"""

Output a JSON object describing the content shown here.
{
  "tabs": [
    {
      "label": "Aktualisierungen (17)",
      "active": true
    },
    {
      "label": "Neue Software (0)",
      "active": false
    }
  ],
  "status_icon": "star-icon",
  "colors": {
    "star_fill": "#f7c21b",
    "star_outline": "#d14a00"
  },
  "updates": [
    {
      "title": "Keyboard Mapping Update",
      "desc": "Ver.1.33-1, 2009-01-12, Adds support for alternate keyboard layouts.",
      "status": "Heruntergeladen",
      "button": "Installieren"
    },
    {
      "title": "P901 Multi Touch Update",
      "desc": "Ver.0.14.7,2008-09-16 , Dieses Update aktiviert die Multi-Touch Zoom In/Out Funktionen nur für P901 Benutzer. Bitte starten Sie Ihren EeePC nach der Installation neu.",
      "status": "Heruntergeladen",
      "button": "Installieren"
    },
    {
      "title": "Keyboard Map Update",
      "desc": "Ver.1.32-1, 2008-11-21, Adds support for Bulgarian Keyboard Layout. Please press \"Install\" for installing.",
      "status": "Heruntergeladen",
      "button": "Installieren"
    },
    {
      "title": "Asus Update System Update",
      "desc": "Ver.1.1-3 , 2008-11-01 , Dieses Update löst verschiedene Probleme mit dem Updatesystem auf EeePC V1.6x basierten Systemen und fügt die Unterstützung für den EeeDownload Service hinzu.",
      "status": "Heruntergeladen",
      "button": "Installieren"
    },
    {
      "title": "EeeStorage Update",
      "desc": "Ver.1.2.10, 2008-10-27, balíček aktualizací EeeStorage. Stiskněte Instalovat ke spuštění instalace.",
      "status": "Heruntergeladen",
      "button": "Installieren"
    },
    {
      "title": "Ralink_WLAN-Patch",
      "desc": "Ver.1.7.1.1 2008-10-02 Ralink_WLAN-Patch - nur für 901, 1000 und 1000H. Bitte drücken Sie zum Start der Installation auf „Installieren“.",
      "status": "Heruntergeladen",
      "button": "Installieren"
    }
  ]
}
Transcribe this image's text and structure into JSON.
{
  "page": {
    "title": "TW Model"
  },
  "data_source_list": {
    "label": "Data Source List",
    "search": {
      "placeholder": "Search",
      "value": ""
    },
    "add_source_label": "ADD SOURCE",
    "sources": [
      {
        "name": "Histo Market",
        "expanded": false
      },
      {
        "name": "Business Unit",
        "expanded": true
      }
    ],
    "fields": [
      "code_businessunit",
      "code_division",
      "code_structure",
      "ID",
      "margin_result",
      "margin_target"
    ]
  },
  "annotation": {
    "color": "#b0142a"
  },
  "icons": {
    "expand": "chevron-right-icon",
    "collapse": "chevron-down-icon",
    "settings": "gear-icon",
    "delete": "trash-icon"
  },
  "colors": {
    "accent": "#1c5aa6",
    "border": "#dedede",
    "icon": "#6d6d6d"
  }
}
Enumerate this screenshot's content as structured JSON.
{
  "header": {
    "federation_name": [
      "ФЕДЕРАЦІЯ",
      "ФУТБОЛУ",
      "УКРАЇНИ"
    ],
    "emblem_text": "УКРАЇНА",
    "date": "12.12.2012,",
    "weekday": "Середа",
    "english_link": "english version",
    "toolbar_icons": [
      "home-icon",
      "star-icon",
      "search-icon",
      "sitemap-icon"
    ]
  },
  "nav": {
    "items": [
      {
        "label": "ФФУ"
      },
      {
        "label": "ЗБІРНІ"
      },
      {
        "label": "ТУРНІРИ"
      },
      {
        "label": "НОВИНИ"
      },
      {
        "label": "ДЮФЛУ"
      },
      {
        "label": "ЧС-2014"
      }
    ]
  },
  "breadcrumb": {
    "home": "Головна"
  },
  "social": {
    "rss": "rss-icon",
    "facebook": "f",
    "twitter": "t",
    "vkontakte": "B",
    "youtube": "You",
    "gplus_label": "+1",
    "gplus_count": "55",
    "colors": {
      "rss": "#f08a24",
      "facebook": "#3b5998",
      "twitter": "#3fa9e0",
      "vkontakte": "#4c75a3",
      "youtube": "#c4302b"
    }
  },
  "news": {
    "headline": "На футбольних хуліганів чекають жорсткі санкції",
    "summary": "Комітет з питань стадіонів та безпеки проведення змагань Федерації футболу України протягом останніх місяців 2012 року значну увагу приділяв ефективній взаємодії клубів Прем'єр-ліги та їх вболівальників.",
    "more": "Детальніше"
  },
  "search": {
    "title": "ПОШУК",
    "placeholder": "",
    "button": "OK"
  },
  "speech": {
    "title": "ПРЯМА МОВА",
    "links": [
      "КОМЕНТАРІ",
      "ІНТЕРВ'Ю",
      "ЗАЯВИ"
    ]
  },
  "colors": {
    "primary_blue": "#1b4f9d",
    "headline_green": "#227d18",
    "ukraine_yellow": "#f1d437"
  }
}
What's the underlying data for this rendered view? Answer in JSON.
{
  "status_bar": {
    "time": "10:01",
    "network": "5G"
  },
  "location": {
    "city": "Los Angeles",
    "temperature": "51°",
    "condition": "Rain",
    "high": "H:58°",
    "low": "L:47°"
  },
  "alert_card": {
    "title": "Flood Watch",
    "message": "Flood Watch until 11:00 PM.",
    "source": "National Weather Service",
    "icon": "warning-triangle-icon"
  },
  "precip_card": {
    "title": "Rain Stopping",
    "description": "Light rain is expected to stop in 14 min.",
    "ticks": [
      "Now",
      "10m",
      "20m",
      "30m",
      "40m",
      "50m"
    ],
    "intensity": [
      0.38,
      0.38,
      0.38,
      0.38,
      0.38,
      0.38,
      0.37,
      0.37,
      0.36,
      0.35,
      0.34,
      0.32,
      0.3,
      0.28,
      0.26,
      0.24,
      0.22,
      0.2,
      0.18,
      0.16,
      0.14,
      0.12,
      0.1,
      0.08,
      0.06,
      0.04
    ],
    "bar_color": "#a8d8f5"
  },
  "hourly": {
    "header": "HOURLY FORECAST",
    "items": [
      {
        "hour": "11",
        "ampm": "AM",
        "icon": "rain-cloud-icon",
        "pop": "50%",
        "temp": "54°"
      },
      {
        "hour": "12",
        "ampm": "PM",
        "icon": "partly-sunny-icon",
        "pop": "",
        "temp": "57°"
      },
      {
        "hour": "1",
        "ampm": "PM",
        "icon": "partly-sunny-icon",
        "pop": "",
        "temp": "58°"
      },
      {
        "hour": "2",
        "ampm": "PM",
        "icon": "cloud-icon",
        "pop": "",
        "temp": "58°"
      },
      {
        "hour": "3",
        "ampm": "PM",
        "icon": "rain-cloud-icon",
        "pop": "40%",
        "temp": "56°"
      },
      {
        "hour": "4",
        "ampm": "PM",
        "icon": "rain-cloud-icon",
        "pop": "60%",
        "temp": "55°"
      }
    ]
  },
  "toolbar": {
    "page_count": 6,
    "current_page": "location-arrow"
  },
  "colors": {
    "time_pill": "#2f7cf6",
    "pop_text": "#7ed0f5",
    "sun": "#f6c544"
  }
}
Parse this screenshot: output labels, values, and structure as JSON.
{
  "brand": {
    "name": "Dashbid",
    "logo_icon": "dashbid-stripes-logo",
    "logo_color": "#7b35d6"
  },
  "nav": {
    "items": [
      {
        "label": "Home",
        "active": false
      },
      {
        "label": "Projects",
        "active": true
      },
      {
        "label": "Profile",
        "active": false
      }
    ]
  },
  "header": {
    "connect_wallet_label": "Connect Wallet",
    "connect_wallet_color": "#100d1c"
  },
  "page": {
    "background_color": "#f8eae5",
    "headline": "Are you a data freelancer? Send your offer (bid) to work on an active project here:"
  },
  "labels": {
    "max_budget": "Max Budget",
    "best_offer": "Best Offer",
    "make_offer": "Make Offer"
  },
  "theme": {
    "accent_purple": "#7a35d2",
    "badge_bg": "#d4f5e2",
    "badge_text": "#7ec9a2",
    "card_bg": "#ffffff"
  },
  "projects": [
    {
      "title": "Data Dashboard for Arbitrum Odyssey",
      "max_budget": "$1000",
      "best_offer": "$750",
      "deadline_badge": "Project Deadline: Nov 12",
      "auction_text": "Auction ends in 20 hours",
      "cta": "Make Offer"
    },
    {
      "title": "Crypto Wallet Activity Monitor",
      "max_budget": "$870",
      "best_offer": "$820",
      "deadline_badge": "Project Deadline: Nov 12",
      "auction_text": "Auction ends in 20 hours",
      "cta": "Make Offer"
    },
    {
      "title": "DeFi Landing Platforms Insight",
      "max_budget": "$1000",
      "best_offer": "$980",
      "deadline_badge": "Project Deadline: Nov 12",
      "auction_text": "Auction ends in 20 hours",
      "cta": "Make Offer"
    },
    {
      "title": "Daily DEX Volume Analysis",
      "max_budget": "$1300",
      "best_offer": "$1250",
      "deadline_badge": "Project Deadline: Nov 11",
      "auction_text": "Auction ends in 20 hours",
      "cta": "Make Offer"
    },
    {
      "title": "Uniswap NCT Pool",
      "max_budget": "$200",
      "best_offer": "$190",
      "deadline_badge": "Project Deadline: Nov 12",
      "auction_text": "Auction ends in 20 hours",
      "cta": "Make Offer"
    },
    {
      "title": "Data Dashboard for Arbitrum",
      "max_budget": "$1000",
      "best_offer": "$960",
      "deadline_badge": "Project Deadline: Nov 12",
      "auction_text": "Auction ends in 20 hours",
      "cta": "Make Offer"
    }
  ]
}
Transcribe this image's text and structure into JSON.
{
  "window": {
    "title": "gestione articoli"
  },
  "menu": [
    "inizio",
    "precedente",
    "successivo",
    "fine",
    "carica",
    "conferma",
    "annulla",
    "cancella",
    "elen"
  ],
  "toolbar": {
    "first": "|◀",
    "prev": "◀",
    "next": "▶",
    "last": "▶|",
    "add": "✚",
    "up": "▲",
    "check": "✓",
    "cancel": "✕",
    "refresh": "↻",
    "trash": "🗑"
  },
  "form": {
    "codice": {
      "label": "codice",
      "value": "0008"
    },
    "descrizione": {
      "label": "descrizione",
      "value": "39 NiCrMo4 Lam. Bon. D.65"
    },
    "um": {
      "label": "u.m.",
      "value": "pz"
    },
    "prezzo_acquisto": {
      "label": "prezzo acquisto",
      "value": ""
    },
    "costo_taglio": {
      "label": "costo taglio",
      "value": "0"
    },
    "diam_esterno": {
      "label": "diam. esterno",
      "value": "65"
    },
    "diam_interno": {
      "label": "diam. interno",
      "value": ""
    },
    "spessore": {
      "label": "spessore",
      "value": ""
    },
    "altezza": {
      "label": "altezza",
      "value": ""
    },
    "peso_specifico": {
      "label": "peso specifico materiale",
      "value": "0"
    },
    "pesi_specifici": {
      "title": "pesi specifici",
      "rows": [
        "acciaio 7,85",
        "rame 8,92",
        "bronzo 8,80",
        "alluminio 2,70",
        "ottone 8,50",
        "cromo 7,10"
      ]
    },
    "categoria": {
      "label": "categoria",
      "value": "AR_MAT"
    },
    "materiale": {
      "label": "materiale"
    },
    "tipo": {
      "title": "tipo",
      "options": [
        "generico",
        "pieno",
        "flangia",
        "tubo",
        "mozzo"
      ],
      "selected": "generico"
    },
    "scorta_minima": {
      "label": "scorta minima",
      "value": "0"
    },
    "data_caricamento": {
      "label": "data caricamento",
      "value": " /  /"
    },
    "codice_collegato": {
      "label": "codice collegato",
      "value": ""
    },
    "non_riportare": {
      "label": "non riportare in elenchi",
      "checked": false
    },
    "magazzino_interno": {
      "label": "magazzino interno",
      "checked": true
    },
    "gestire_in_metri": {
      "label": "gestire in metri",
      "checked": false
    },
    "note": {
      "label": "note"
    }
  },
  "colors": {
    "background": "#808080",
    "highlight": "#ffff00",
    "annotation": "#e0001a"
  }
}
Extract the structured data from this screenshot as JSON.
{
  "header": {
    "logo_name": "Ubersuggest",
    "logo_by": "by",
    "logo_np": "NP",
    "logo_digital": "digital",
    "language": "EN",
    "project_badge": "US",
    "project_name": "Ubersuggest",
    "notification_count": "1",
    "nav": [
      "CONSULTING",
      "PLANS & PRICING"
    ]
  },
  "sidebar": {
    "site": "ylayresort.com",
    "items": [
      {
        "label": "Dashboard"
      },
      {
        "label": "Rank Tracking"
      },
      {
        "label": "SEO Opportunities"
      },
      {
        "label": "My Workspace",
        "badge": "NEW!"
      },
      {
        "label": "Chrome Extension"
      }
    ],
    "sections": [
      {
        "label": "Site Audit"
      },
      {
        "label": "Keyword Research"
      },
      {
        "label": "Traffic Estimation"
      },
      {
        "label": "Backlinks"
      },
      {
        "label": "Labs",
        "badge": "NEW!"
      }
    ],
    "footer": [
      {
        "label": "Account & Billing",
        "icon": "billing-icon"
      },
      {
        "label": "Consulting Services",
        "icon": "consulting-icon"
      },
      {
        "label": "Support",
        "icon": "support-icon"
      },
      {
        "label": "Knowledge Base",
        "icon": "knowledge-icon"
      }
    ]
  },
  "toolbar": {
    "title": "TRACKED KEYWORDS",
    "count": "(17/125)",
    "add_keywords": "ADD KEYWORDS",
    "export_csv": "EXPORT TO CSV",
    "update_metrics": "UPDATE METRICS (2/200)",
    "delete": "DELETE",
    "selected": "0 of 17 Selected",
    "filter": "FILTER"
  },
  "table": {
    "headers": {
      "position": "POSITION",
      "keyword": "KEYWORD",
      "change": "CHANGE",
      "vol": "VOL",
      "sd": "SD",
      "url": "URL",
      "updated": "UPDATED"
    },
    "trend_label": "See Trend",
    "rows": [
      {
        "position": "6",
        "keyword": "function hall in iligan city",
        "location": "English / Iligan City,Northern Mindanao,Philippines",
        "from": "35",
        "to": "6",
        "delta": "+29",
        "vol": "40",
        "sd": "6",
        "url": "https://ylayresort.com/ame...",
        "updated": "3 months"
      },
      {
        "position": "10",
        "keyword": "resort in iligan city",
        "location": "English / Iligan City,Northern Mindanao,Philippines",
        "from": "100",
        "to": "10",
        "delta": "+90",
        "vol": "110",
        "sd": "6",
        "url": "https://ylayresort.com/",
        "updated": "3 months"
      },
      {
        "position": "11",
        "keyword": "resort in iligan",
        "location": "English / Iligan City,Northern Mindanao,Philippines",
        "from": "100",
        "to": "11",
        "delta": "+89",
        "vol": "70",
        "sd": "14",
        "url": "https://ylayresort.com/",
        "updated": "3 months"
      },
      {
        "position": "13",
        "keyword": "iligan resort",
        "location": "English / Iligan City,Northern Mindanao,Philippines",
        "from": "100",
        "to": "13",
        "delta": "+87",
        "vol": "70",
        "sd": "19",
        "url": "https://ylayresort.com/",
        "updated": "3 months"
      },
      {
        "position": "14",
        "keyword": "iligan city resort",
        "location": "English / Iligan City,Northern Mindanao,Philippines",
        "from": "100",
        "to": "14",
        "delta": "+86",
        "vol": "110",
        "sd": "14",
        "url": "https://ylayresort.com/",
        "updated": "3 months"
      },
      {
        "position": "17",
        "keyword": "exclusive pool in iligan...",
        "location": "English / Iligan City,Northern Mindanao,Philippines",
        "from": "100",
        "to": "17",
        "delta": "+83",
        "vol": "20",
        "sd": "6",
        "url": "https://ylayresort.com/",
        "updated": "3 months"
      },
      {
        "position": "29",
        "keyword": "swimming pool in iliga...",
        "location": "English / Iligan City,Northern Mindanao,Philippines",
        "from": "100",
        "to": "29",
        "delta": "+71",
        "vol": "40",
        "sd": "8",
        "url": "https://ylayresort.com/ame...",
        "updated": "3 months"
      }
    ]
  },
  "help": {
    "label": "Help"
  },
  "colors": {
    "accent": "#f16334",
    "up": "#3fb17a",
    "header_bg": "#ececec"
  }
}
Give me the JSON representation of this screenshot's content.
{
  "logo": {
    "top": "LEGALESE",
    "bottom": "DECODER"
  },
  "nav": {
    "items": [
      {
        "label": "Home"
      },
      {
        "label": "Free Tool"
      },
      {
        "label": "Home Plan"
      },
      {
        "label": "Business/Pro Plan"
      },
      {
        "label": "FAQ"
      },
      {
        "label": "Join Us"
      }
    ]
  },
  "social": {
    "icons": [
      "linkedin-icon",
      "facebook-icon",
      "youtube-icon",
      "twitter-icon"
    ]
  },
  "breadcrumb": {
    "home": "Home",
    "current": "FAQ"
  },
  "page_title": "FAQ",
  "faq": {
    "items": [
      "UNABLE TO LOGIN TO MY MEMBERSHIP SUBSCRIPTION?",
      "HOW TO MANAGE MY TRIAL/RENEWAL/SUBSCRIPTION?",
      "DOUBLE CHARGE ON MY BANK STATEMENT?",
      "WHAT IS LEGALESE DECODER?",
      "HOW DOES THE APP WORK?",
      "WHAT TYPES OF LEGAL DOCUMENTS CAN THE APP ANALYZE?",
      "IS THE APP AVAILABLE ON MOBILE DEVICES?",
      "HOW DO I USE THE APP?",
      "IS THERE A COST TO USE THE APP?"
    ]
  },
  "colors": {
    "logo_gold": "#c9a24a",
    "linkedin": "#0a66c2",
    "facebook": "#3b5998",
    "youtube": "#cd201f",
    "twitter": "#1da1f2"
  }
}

"""

▶ **Stated problem**
Which lines in the listing above hold the word "facebook"? Show each of them.

▶ **Response to this exercise**
    "facebook": "f",
      "facebook": "#3b5998",
      "facebook-icon",
    "facebook": "#3b5998",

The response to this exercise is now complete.